• **DATA SUPPLIED**:
· · ·

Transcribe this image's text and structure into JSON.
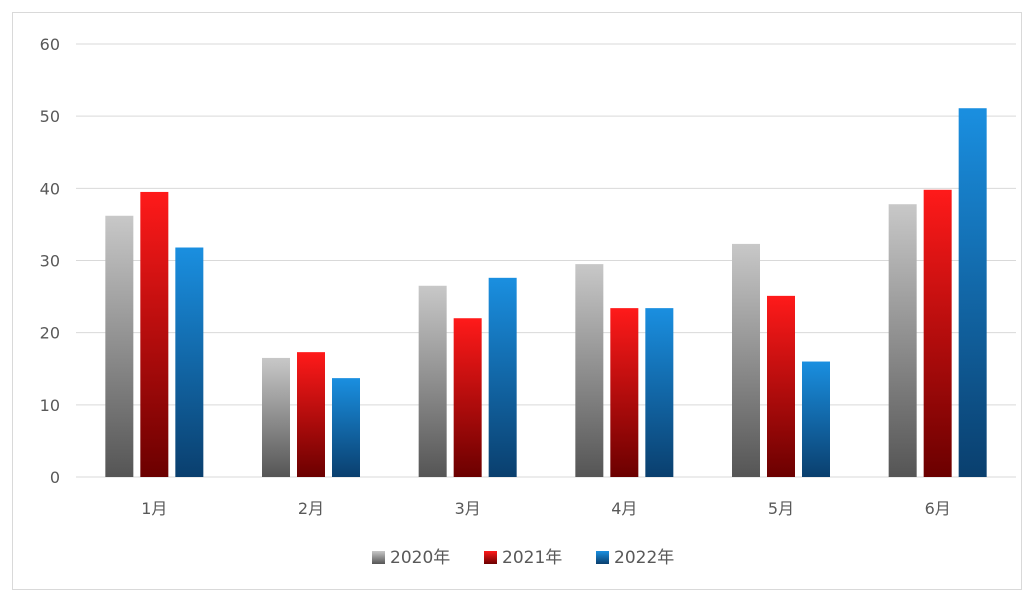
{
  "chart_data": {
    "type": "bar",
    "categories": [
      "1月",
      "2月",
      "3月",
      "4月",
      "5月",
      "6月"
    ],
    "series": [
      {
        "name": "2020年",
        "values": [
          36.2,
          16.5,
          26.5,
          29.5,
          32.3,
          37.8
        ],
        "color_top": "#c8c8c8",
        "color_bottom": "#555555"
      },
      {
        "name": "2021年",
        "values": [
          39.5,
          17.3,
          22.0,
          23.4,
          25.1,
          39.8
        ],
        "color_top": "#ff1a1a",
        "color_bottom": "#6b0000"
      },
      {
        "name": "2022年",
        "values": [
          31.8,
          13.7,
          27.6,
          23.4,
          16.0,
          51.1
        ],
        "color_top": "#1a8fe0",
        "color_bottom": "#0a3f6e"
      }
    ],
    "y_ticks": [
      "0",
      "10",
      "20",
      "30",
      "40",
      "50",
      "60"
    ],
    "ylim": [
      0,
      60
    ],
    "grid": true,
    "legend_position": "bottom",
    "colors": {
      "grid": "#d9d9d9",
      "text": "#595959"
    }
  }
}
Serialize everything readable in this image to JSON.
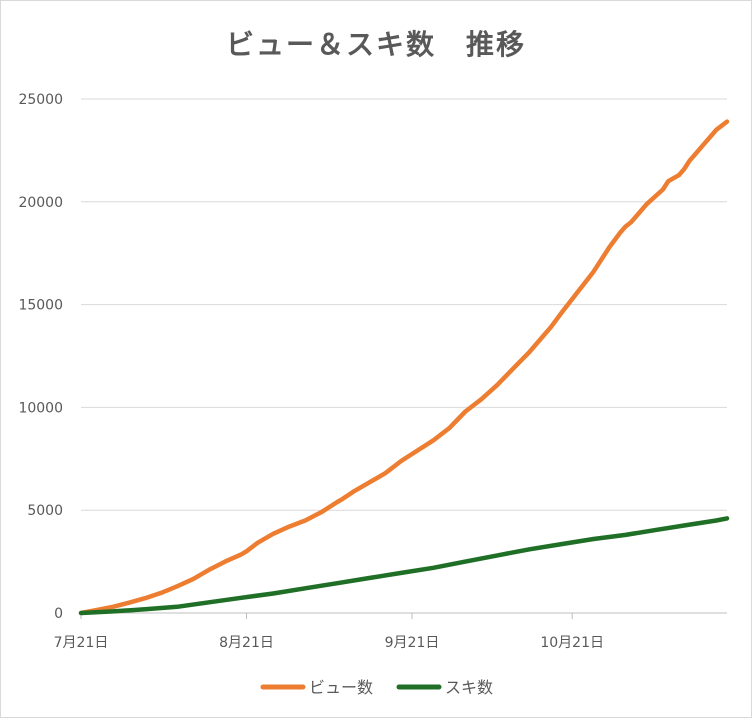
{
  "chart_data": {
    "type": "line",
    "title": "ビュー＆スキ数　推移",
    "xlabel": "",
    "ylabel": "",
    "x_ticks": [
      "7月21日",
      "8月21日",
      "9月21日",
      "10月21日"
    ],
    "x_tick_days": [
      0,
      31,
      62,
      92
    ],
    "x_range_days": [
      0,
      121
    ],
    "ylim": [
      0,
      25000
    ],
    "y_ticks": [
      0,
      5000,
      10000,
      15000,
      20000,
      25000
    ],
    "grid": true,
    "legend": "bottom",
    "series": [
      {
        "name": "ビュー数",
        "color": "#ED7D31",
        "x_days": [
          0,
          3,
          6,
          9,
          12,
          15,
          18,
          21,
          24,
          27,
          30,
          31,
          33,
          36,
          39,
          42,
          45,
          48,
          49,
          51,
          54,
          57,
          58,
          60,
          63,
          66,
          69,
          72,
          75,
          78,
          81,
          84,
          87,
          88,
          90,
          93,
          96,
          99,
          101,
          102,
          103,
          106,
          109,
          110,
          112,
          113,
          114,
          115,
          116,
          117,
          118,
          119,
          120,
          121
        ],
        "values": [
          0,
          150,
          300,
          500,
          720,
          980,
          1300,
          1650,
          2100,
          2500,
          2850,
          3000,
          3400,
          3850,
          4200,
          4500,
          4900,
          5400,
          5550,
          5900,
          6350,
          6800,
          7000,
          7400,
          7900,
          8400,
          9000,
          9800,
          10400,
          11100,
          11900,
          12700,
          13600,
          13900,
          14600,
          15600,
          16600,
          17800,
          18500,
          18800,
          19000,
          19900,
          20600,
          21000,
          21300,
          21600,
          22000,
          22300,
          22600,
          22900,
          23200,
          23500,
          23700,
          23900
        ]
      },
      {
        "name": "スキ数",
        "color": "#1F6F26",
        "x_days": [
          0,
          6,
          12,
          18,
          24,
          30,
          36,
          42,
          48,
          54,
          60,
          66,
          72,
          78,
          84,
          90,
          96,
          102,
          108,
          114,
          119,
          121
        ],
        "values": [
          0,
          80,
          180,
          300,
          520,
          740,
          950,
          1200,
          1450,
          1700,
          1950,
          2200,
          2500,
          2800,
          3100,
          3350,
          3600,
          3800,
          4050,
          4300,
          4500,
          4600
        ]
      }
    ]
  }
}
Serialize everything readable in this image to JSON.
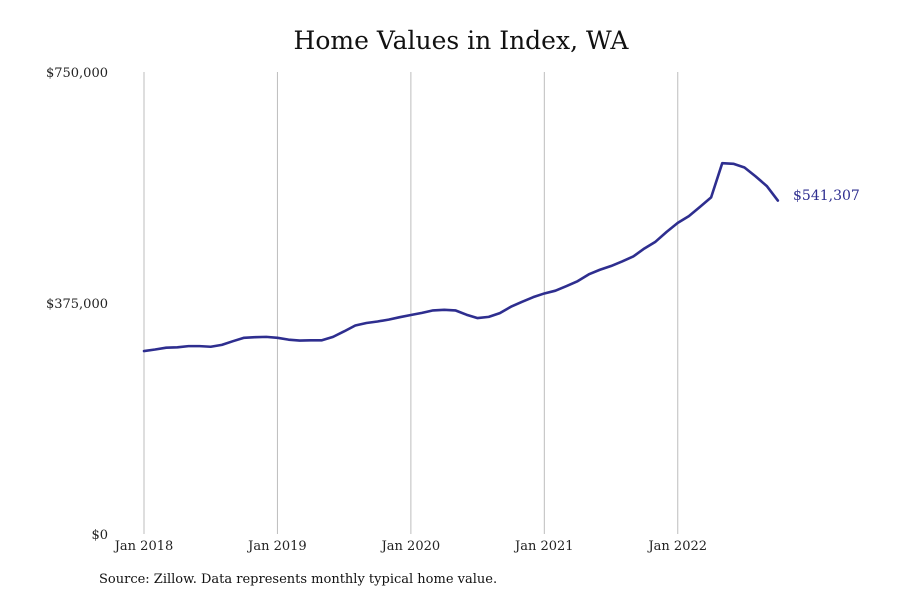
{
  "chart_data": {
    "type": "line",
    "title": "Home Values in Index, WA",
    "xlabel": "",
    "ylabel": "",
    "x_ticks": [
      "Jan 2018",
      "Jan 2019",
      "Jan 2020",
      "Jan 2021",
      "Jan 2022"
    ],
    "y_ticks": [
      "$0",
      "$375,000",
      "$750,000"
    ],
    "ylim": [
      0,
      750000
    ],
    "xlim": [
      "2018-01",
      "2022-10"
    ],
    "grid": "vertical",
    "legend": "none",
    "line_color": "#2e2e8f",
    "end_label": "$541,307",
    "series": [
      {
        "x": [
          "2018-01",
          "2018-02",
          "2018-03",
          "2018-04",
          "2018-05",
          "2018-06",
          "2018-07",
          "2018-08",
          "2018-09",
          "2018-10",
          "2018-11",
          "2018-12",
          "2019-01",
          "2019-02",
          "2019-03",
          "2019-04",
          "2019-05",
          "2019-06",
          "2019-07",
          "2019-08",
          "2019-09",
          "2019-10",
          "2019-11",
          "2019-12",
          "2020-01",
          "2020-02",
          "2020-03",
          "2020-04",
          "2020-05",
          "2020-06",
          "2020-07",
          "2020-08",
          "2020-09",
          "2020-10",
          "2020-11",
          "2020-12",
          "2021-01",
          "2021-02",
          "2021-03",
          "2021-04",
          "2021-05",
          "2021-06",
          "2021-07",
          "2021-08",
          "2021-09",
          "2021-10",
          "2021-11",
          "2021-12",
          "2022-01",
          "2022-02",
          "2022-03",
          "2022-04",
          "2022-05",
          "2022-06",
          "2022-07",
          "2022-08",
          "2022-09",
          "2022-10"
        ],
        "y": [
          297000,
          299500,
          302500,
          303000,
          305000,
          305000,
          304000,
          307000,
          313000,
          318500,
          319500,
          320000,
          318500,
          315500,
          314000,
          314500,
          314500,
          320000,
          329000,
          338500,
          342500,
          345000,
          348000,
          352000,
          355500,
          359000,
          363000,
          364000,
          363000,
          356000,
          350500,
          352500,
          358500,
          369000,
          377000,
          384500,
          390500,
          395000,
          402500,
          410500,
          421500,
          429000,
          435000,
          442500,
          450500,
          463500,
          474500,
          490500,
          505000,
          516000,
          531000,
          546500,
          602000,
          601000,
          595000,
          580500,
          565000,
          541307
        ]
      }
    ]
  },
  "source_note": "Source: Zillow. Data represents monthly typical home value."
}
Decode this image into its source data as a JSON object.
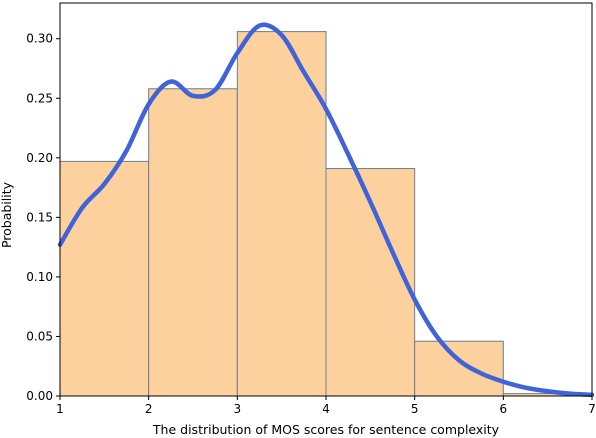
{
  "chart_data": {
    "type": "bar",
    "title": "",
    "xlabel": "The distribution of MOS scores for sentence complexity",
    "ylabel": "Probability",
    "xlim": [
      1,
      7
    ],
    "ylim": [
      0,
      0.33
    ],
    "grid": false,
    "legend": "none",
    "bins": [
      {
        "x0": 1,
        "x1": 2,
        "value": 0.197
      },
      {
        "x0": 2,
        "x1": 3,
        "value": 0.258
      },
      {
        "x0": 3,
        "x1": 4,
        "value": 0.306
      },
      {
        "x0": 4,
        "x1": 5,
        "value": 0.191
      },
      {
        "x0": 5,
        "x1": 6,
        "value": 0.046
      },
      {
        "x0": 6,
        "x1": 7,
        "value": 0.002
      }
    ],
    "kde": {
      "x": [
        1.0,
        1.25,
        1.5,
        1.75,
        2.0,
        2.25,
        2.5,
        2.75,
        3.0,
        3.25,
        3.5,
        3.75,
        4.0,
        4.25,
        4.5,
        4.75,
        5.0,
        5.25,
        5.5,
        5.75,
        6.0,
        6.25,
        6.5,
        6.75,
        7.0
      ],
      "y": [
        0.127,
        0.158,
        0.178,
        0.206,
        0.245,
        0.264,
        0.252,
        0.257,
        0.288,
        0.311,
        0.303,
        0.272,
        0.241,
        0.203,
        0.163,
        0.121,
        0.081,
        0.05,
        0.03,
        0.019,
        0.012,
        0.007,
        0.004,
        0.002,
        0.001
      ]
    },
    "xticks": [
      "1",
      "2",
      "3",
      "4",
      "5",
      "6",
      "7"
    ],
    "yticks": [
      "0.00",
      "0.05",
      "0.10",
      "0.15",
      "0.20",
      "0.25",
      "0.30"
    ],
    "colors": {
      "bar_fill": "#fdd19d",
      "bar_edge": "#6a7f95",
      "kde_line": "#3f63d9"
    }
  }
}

· · ·

• **SHORT EXERCISE**: Output all the records, word for word, with no pictures in the copy.

• **FULL SOLUTION**:
Transcribe this image's text and structure into JSON.
{
  "chart_data": {
    "type": "bar",
    "categories": [
      "1月",
      "2月",
      "3月",
      "4月",
      "5月",
      "6月"
    ],
    "series": [
      {
        "name": "2020年",
        "values": [
          36.2,
          16.5,
          26.5,
          29.5,
          32.3,
          37.8
        ],
        "color_top": "#c8c8c8",
        "color_bottom": "#555555"
      },
      {
        "name": "2021年",
        "values": [
          39.5,
          17.3,
          22.0,
          23.4,
          25.1,
          39.8
        ],
        "color_top": "#ff1a1a",
        "color_bottom": "#6b0000"
      },
      {
        "name": "2022年",
        "values": [
          31.8,
          13.7,
          27.6,
          23.4,
          16.0,
          51.1
        ],
        "color_top": "#1a8fe0",
        "color_bottom": "#0a3f6e"
      }
    ],
    "y_ticks": [
      "0",
      "10",
      "20",
      "30",
      "40",
      "50",
      "60"
    ],
    "ylim": [
      0,
      60
    ],
    "grid": true,
    "legend_position": "bottom",
    "colors": {
      "grid": "#d9d9d9",
      "text": "#595959"
    }
  }
}
Serialize everything readable in this image to JSON.
{
  "chart_data": {
    "type": "line",
    "title": "ビュー＆スキ数　推移",
    "xlabel": "",
    "ylabel": "",
    "x_ticks": [
      "7月21日",
      "8月21日",
      "9月21日",
      "10月21日"
    ],
    "x_tick_days": [
      0,
      31,
      62,
      92
    ],
    "x_range_days": [
      0,
      121
    ],
    "ylim": [
      0,
      25000
    ],
    "y_ticks": [
      0,
      5000,
      10000,
      15000,
      20000,
      25000
    ],
    "grid": true,
    "legend": "bottom",
    "series": [
      {
        "name": "ビュー数",
        "color": "#ED7D31",
        "x_days": [
          0,
          3,
          6,
          9,
          12,
          15,
          18,
          21,
          24,
          27,
          30,
          31,
          33,
          36,
          39,
          42,
          45,
          48,
          49,
          51,
          54,
          57,
          58,
          60,
          63,
          66,
          69,
          72,
          75,
          78,
          81,
          84,
          87,
          88,
          90,
          93,
          96,
          99,
          101,
          102,
          103,
          106,
          109,
          110,
          112,
          113,
          114,
          115,
          116,
          117,
          118,
          119,
          120,
          121
        ],
        "values": [
          0,
          150,
          300,
          500,
          720,
          980,
          1300,
          1650,
          2100,
          2500,
          2850,
          3000,
          3400,
          3850,
          4200,
          4500,
          4900,
          5400,
          5550,
          5900,
          6350,
          6800,
          7000,
          7400,
          7900,
          8400,
          9000,
          9800,
          10400,
          11100,
          11900,
          12700,
          13600,
          13900,
          14600,
          15600,
          16600,
          17800,
          18500,
          18800,
          19000,
          19900,
          20600,
          21000,
          21300,
          21600,
          22000,
          22300,
          22600,
          22900,
          23200,
          23500,
          23700,
          23900
        ]
      },
      {
        "name": "スキ数",
        "color": "#1F6F26",
        "x_days": [
          0,
          6,
          12,
          18,
          24,
          30,
          36,
          42,
          48,
          54,
          60,
          66,
          72,
          78,
          84,
          90,
          96,
          102,
          108,
          114,
          119,
          121
        ],
        "values": [
          0,
          80,
          180,
          300,
          520,
          740,
          950,
          1200,
          1450,
          1700,
          1950,
          2200,
          2500,
          2800,
          3100,
          3350,
          3600,
          3800,
          4050,
          4300,
          4500,
          4600
        ]
      }
    ]
  }
}
Serialize everything readable in this image to JSON.
{
  "chart_data": {
    "type": "line",
    "title": "Home Values in Index, WA",
    "xlabel": "",
    "ylabel": "",
    "x_ticks": [
      "Jan 2018",
      "Jan 2019",
      "Jan 2020",
      "Jan 2021",
      "Jan 2022"
    ],
    "y_ticks": [
      "$0",
      "$375,000",
      "$750,000"
    ],
    "ylim": [
      0,
      750000
    ],
    "xlim": [
      "2018-01",
      "2022-10"
    ],
    "grid": "vertical",
    "legend": "none",
    "line_color": "#2e2e8f",
    "end_label": "$541,307",
    "series": [
      {
        "x": [
          "2018-01",
          "2018-02",
          "2018-03",
          "2018-04",
          "2018-05",
          "2018-06",
          "2018-07",
          "2018-08",
          "2018-09",
          "2018-10",
          "2018-11",
          "2018-12",
          "2019-01",
          "2019-02",
          "2019-03",
          "2019-04",
          "2019-05",
          "2019-06",
          "2019-07",
          "2019-08",
          "2019-09",
          "2019-10",
          "2019-11",
          "2019-12",
          "2020-01",
          "2020-02",
          "2020-03",
          "2020-04",
          "2020-05",
          "2020-06",
          "2020-07",
          "2020-08",
          "2020-09",
          "2020-10",
          "2020-11",
          "2020-12",
          "2021-01",
          "2021-02",
          "2021-03",
          "2021-04",
          "2021-05",
          "2021-06",
          "2021-07",
          "2021-08",
          "2021-09",
          "2021-10",
          "2021-11",
          "2021-12",
          "2022-01",
          "2022-02",
          "2022-03",
          "2022-04",
          "2022-05",
          "2022-06",
          "2022-07",
          "2022-08",
          "2022-09",
          "2022-10"
        ],
        "y": [
          297000,
          299500,
          302500,
          303000,
          305000,
          305000,
          304000,
          307000,
          313000,
          318500,
          319500,
          320000,
          318500,
          315500,
          314000,
          314500,
          314500,
          320000,
          329000,
          338500,
          342500,
          345000,
          348000,
          352000,
          355500,
          359000,
          363000,
          364000,
          363000,
          356000,
          350500,
          352500,
          358500,
          369000,
          377000,
          384500,
          390500,
          395000,
          402500,
          410500,
          421500,
          429000,
          435000,
          442500,
          450500,
          463500,
          474500,
          490500,
          505000,
          516000,
          531000,
          546500,
          602000,
          601000,
          595000,
          580500,
          565000,
          541307
        ]
      }
    ]
  },
  "source_note": "Source: Zillow. Data represents monthly typical home value."
}
Decode this image into its source data as a JSON object.
{
  "chart_data": {
    "type": "bar",
    "title": "",
    "xlabel": "The distribution of MOS scores for sentence complexity",
    "ylabel": "Probability",
    "xlim": [
      1,
      7
    ],
    "ylim": [
      0,
      0.33
    ],
    "grid": false,
    "legend": "none",
    "bins": [
      {
        "x0": 1,
        "x1": 2,
        "value": 0.197
      },
      {
        "x0": 2,
        "x1": 3,
        "value": 0.258
      },
      {
        "x0": 3,
        "x1": 4,
        "value": 0.306
      },
      {
        "x0": 4,
        "x1": 5,
        "value": 0.191
      },
      {
        "x0": 5,
        "x1": 6,
        "value": 0.046
      },
      {
        "x0": 6,
        "x1": 7,
        "value": 0.002
      }
    ],
    "kde": {
      "x": [
        1.0,
        1.25,
        1.5,
        1.75,
        2.0,
        2.25,
        2.5,
        2.75,
        3.0,
        3.25,
        3.5,
        3.75,
        4.0,
        4.25,
        4.5,
        4.75,
        5.0,
        5.25,
        5.5,
        5.75,
        6.0,
        6.25,
        6.5,
        6.75,
        7.0
      ],
      "y": [
        0.127,
        0.158,
        0.178,
        0.206,
        0.245,
        0.264,
        0.252,
        0.257,
        0.288,
        0.311,
        0.303,
        0.272,
        0.241,
        0.203,
        0.163,
        0.121,
        0.081,
        0.05,
        0.03,
        0.019,
        0.012,
        0.007,
        0.004,
        0.002,
        0.001
      ]
    },
    "xticks": [
      "1",
      "2",
      "3",
      "4",
      "5",
      "6",
      "7"
    ],
    "yticks": [
      "0.00",
      "0.05",
      "0.10",
      "0.15",
      "0.20",
      "0.25",
      "0.30"
    ],
    "colors": {
      "bar_fill": "#fdd19d",
      "bar_edge": "#6a7f95",
      "kde_line": "#3f63d9"
    }
  }
}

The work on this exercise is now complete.